Stated task:
Reproduce every line of the listing below word for word, leaving out the pictures.

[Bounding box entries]
————————

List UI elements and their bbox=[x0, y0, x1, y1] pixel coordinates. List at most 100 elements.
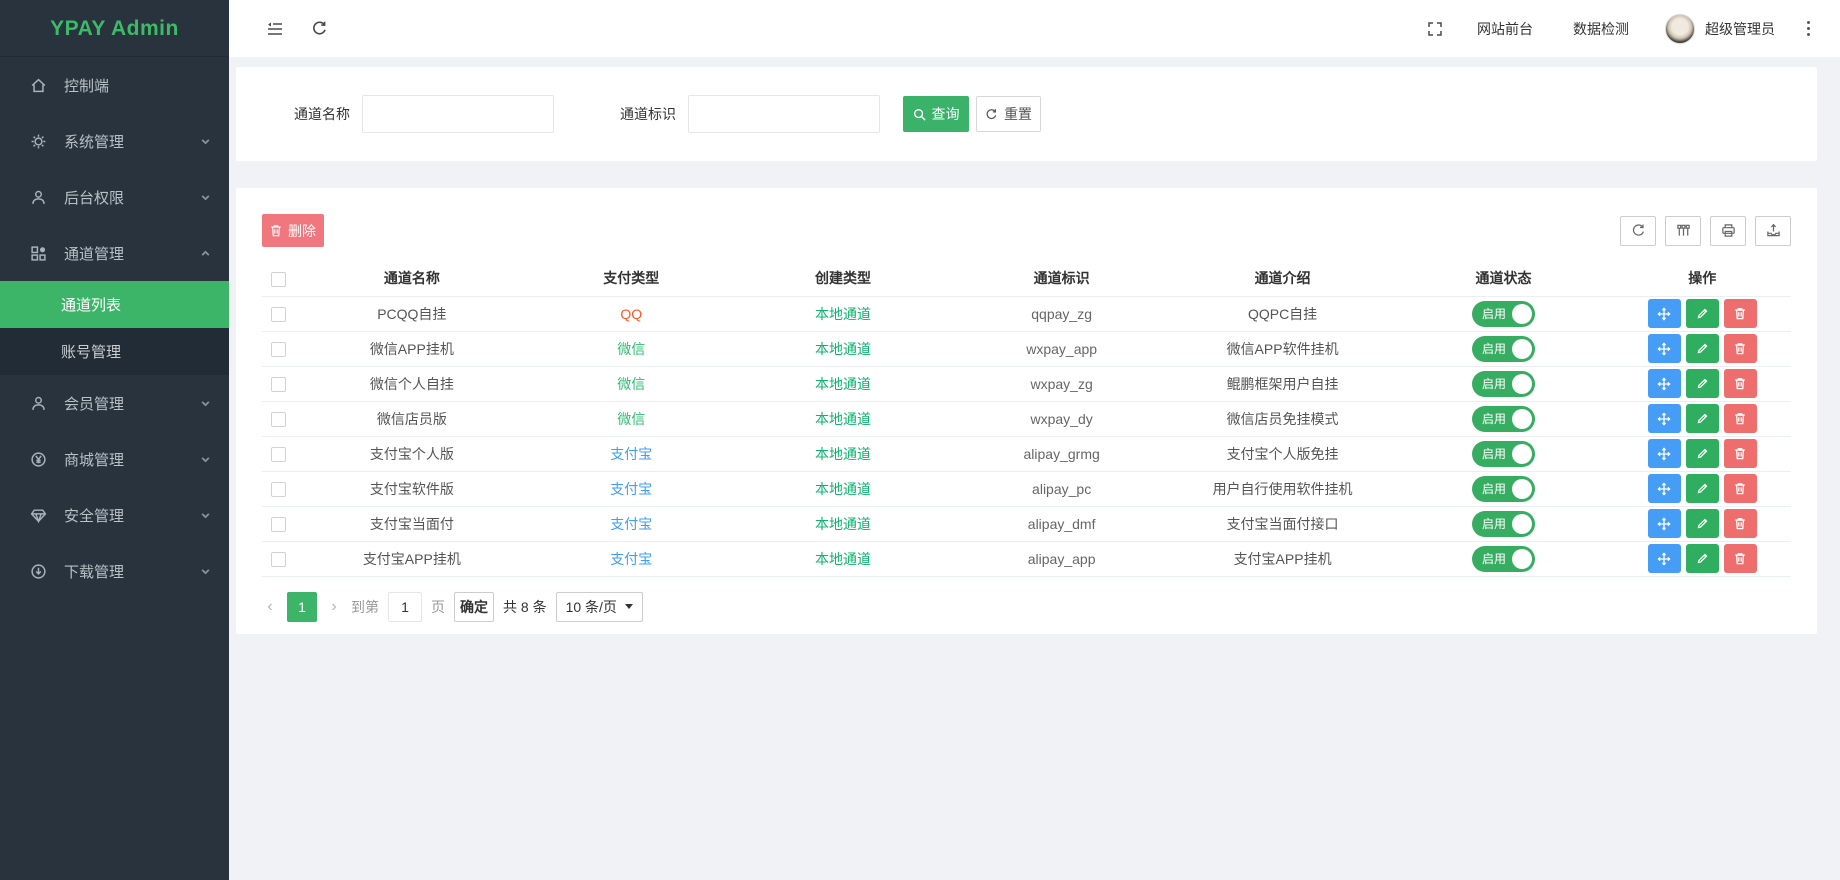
collapse-sidebar-button[interactable] bbox=[253, 0, 297, 57]
status-toggle-label: 启用 bbox=[1482, 375, 1506, 392]
print-button[interactable] bbox=[1710, 216, 1746, 246]
status-toggle[interactable]: 启用 bbox=[1472, 441, 1535, 467]
row-delete-button[interactable] bbox=[1724, 404, 1757, 433]
row-delete-button[interactable] bbox=[1724, 334, 1757, 363]
row-delete-button[interactable] bbox=[1724, 474, 1757, 503]
sidebar-item-channel-mgmt[interactable]: 通道管理 bbox=[0, 225, 229, 281]
move-button[interactable] bbox=[1648, 474, 1681, 503]
row-checkbox[interactable] bbox=[271, 307, 286, 322]
trash-icon bbox=[270, 224, 282, 237]
trash-icon bbox=[1734, 342, 1746, 355]
query-button[interactable]: 查询 bbox=[903, 96, 969, 132]
create-type-cell: 本地通道 bbox=[734, 436, 951, 471]
page-number-button[interactable]: 1 bbox=[287, 592, 317, 622]
refresh-page-button[interactable] bbox=[297, 0, 341, 57]
prev-page-button[interactable]: ‹ bbox=[262, 598, 278, 616]
status-toggle[interactable]: 启用 bbox=[1472, 511, 1535, 537]
page-size-select[interactable]: 10 条/页 bbox=[556, 592, 643, 622]
sidebar-item-system[interactable]: 系统管理 bbox=[0, 113, 229, 169]
edit-button[interactable] bbox=[1686, 369, 1719, 398]
row-checkbox[interactable] bbox=[271, 482, 286, 497]
row-delete-button[interactable] bbox=[1724, 439, 1757, 468]
next-page-button[interactable]: › bbox=[326, 598, 342, 616]
status-toggle[interactable]: 启用 bbox=[1472, 371, 1535, 397]
channel-code-input[interactable] bbox=[688, 95, 880, 133]
nav-site-front-label: 网站前台 bbox=[1477, 19, 1533, 39]
table-row: 支付宝APP挂机 支付宝 本地通道 alipay_app 支付宝APP挂机 启用 bbox=[262, 541, 1791, 576]
edit-button[interactable] bbox=[1686, 334, 1719, 363]
channel-desc-cell: 鲲鹏框架用户自挂 bbox=[1172, 366, 1394, 401]
sidebar-item-member-mgmt[interactable]: 会员管理 bbox=[0, 375, 229, 431]
table-toolbar: 删除 bbox=[262, 214, 1791, 247]
status-toggle-knob bbox=[1512, 444, 1532, 464]
edit-button[interactable] bbox=[1686, 404, 1719, 433]
row-checkbox[interactable] bbox=[271, 342, 286, 357]
move-button[interactable] bbox=[1648, 299, 1681, 328]
fullscreen-icon bbox=[1427, 21, 1443, 37]
sidebar-item-backend-perms[interactable]: 后台权限 bbox=[0, 169, 229, 225]
select-all-checkbox[interactable] bbox=[271, 272, 286, 287]
move-icon bbox=[1657, 552, 1671, 566]
move-button[interactable] bbox=[1648, 439, 1681, 468]
edit-button[interactable] bbox=[1686, 299, 1719, 328]
sidebar-item-download-mgmt[interactable]: 下载管理 bbox=[0, 543, 229, 599]
status-toggle-label: 启用 bbox=[1482, 410, 1506, 427]
nav-site-front[interactable]: 网站前台 bbox=[1457, 0, 1553, 57]
channel-desc-cell: 用户自行使用软件挂机 bbox=[1172, 471, 1394, 506]
row-delete-button[interactable] bbox=[1724, 509, 1757, 538]
goto-page-input[interactable] bbox=[388, 592, 422, 622]
fullscreen-button[interactable] bbox=[1413, 0, 1457, 57]
status-toggle[interactable]: 启用 bbox=[1472, 301, 1535, 327]
move-button[interactable] bbox=[1648, 404, 1681, 433]
move-button[interactable] bbox=[1648, 369, 1681, 398]
sidebar-item-security-mgmt[interactable]: 安全管理 bbox=[0, 487, 229, 543]
status-toggle[interactable]: 启用 bbox=[1472, 546, 1535, 572]
pay-type-cell: 微信 bbox=[528, 401, 734, 436]
sidebar-subitem-channel-list[interactable]: 通道列表 bbox=[0, 281, 229, 328]
sidebar-subitem-account-mgmt[interactable]: 账号管理 bbox=[0, 328, 229, 375]
sidebar-item-mall-mgmt[interactable]: 商城管理 bbox=[0, 431, 229, 487]
chevron-down-icon bbox=[200, 192, 211, 203]
more-menu-button[interactable] bbox=[1791, 21, 1826, 36]
row-delete-button[interactable] bbox=[1724, 369, 1757, 398]
status-toggle[interactable]: 启用 bbox=[1472, 406, 1535, 432]
edit-button[interactable] bbox=[1686, 439, 1719, 468]
user-menu[interactable]: 超级管理员 bbox=[1649, 0, 1791, 57]
move-icon bbox=[1657, 307, 1671, 321]
status-toggle[interactable]: 启用 bbox=[1472, 476, 1535, 502]
reset-refresh-icon bbox=[985, 108, 998, 121]
row-actions bbox=[1618, 334, 1787, 363]
row-checkbox[interactable] bbox=[271, 412, 286, 427]
table-row: PCQQ自挂 QQ 本地通道 qqpay_zg QQPC自挂 启用 bbox=[262, 296, 1791, 331]
move-button[interactable] bbox=[1648, 509, 1681, 538]
move-button[interactable] bbox=[1648, 334, 1681, 363]
row-checkbox[interactable] bbox=[271, 447, 286, 462]
edit-button[interactable] bbox=[1686, 544, 1719, 573]
sidebar-subitem-label: 账号管理 bbox=[61, 341, 121, 362]
row-checkbox[interactable] bbox=[271, 377, 286, 392]
row-checkbox[interactable] bbox=[271, 517, 286, 532]
channel-name-cell: PCQQ自挂 bbox=[296, 296, 528, 331]
pay-type-cell: 支付宝 bbox=[528, 541, 734, 576]
table-refresh-button[interactable] bbox=[1620, 216, 1656, 246]
move-button[interactable] bbox=[1648, 544, 1681, 573]
sidebar-item-console[interactable]: 控制端 bbox=[0, 57, 229, 113]
goto-prefix-label: 到第 bbox=[351, 597, 379, 617]
edit-button[interactable] bbox=[1686, 474, 1719, 503]
pay-type-cell: 支付宝 bbox=[528, 436, 734, 471]
pencil-icon bbox=[1696, 517, 1709, 530]
channel-name-input[interactable] bbox=[362, 95, 554, 133]
delete-button[interactable]: 删除 bbox=[262, 214, 324, 247]
export-button[interactable] bbox=[1755, 216, 1791, 246]
reset-button[interactable]: 重置 bbox=[976, 96, 1041, 132]
row-delete-button[interactable] bbox=[1724, 299, 1757, 328]
edit-button[interactable] bbox=[1686, 509, 1719, 538]
status-toggle[interactable]: 启用 bbox=[1472, 336, 1535, 362]
row-checkbox[interactable] bbox=[271, 552, 286, 567]
goto-confirm-button[interactable]: 确定 bbox=[454, 592, 494, 622]
row-delete-button[interactable] bbox=[1724, 544, 1757, 573]
trash-icon bbox=[1734, 517, 1746, 530]
nav-data-monitor[interactable]: 数据检测 bbox=[1553, 0, 1649, 57]
column-filter-button[interactable] bbox=[1665, 216, 1701, 246]
chevron-up-icon bbox=[200, 248, 211, 259]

————————

Solution:
List UI elements and their bbox=[x0, y0, x1, y1] pixel coordinates. List at most 100 elements.
collapse-sidebar-button[interactable] bbox=[253, 0, 297, 57]
status-toggle-label: 启用 bbox=[1482, 375, 1506, 392]
print-button[interactable] bbox=[1710, 216, 1746, 246]
status-toggle[interactable]: 启用 bbox=[1472, 441, 1535, 467]
row-delete-button[interactable] bbox=[1724, 404, 1757, 433]
row-delete-button[interactable] bbox=[1724, 334, 1757, 363]
row-delete-button[interactable] bbox=[1724, 474, 1757, 503]
sidebar-item-channel-mgmt[interactable]: 通道管理 bbox=[0, 225, 229, 281]
move-button[interactable] bbox=[1648, 474, 1681, 503]
row-checkbox[interactable] bbox=[271, 307, 286, 322]
trash-icon bbox=[270, 224, 282, 237]
trash-icon bbox=[1734, 342, 1746, 355]
query-button[interactable]: 查询 bbox=[903, 96, 969, 132]
create-type-cell: 本地通道 bbox=[734, 436, 951, 471]
page-number-button[interactable]: 1 bbox=[287, 592, 317, 622]
refresh-page-button[interactable] bbox=[297, 0, 341, 57]
prev-page-button[interactable]: ‹ bbox=[262, 598, 278, 616]
status-toggle[interactable]: 启用 bbox=[1472, 511, 1535, 537]
page-size-select[interactable]: 10 条/页 bbox=[556, 592, 643, 622]
sidebar-item-system[interactable]: 系统管理 bbox=[0, 113, 229, 169]
edit-button[interactable] bbox=[1686, 369, 1719, 398]
row-checkbox[interactable] bbox=[271, 482, 286, 497]
row-delete-button[interactable] bbox=[1724, 439, 1757, 468]
next-page-button[interactable]: › bbox=[326, 598, 342, 616]
status-toggle[interactable]: 启用 bbox=[1472, 371, 1535, 397]
channel-code-input[interactable] bbox=[688, 95, 880, 133]
nav-site-front-label: 网站前台 bbox=[1477, 19, 1533, 39]
table-row: 支付宝APP挂机 支付宝 本地通道 alipay_app 支付宝APP挂机 启用 bbox=[262, 541, 1791, 576]
edit-button[interactable] bbox=[1686, 334, 1719, 363]
channel-desc-cell: 鲲鹏框架用户自挂 bbox=[1172, 366, 1394, 401]
sidebar-item-member-mgmt[interactable]: 会员管理 bbox=[0, 375, 229, 431]
table-toolbar: 删除 bbox=[262, 214, 1791, 247]
status-toggle-knob bbox=[1512, 444, 1532, 464]
edit-button[interactable] bbox=[1686, 404, 1719, 433]
row-checkbox[interactable] bbox=[271, 342, 286, 357]
move-button[interactable] bbox=[1648, 299, 1681, 328]
fullscreen-icon bbox=[1427, 21, 1443, 37]
sidebar-item-backend-perms[interactable]: 后台权限 bbox=[0, 169, 229, 225]
select-all-checkbox[interactable] bbox=[271, 272, 286, 287]
move-icon bbox=[1657, 552, 1671, 566]
move-button[interactable] bbox=[1648, 439, 1681, 468]
edit-button[interactable] bbox=[1686, 299, 1719, 328]
sidebar-item-download-mgmt[interactable]: 下载管理 bbox=[0, 543, 229, 599]
status-toggle-label: 启用 bbox=[1482, 410, 1506, 427]
nav-site-front[interactable]: 网站前台 bbox=[1457, 0, 1553, 57]
channel-desc-cell: 用户自行使用软件挂机 bbox=[1172, 471, 1394, 506]
row-delete-button[interactable] bbox=[1724, 509, 1757, 538]
goto-page-input[interactable] bbox=[388, 592, 422, 622]
fullscreen-button[interactable] bbox=[1413, 0, 1457, 57]
status-toggle[interactable]: 启用 bbox=[1472, 301, 1535, 327]
move-button[interactable] bbox=[1648, 404, 1681, 433]
move-button[interactable] bbox=[1648, 369, 1681, 398]
sidebar-item-security-mgmt[interactable]: 安全管理 bbox=[0, 487, 229, 543]
status-toggle[interactable]: 启用 bbox=[1472, 546, 1535, 572]
pay-type-cell: 微信 bbox=[528, 401, 734, 436]
sidebar-subitem-channel-list[interactable]: 通道列表 bbox=[0, 281, 229, 328]
sidebar-subitem-account-mgmt[interactable]: 账号管理 bbox=[0, 328, 229, 375]
sidebar-item-mall-mgmt[interactable]: 商城管理 bbox=[0, 431, 229, 487]
chevron-down-icon bbox=[200, 192, 211, 203]
more-menu-button[interactable] bbox=[1791, 21, 1826, 36]
row-delete-button[interactable] bbox=[1724, 369, 1757, 398]
status-toggle[interactable]: 启用 bbox=[1472, 406, 1535, 432]
edit-button[interactable] bbox=[1686, 439, 1719, 468]
user-menu[interactable]: 超级管理员 bbox=[1649, 0, 1791, 57]
move-icon bbox=[1657, 307, 1671, 321]
status-toggle[interactable]: 启用 bbox=[1472, 476, 1535, 502]
reset-refresh-icon bbox=[985, 108, 998, 121]
row-actions bbox=[1618, 334, 1787, 363]
row-checkbox[interactable] bbox=[271, 412, 286, 427]
table-row: PCQQ自挂 QQ 本地通道 qqpay_zg QQPC自挂 启用 bbox=[262, 296, 1791, 331]
move-button[interactable] bbox=[1648, 509, 1681, 538]
move-button[interactable] bbox=[1648, 334, 1681, 363]
row-checkbox[interactable] bbox=[271, 447, 286, 462]
edit-button[interactable] bbox=[1686, 544, 1719, 573]
sidebar-subitem-label: 账号管理 bbox=[61, 341, 121, 362]
row-checkbox[interactable] bbox=[271, 377, 286, 392]
row-checkbox[interactable] bbox=[271, 517, 286, 532]
channel-name-cell: PCQQ自挂 bbox=[296, 296, 528, 331]
pay-type-cell: 支付宝 bbox=[528, 541, 734, 576]
table-refresh-button[interactable] bbox=[1620, 216, 1656, 246]
move-button[interactable] bbox=[1648, 544, 1681, 573]
sidebar-item-console[interactable]: 控制端 bbox=[0, 57, 229, 113]
goto-prefix-label: 到第 bbox=[351, 597, 379, 617]
edit-button[interactable] bbox=[1686, 474, 1719, 503]
pay-type-cell: 支付宝 bbox=[528, 436, 734, 471]
pencil-icon bbox=[1696, 517, 1709, 530]
channel-name-input[interactable] bbox=[362, 95, 554, 133]
delete-button[interactable]: 删除 bbox=[262, 214, 324, 247]
export-button[interactable] bbox=[1755, 216, 1791, 246]
reset-button[interactable]: 重置 bbox=[976, 96, 1041, 132]
row-delete-button[interactable] bbox=[1724, 299, 1757, 328]
edit-button[interactable] bbox=[1686, 509, 1719, 538]
status-toggle[interactable]: 启用 bbox=[1472, 336, 1535, 362]
row-checkbox[interactable] bbox=[271, 552, 286, 567]
goto-confirm-button[interactable]: 确定 bbox=[454, 592, 494, 622]
row-delete-button[interactable] bbox=[1724, 544, 1757, 573]
trash-icon bbox=[1734, 517, 1746, 530]
nav-data-monitor[interactable]: 数据检测 bbox=[1553, 0, 1649, 57]
column-filter-button[interactable] bbox=[1665, 216, 1701, 246]
chevron-up-icon bbox=[200, 248, 211, 259]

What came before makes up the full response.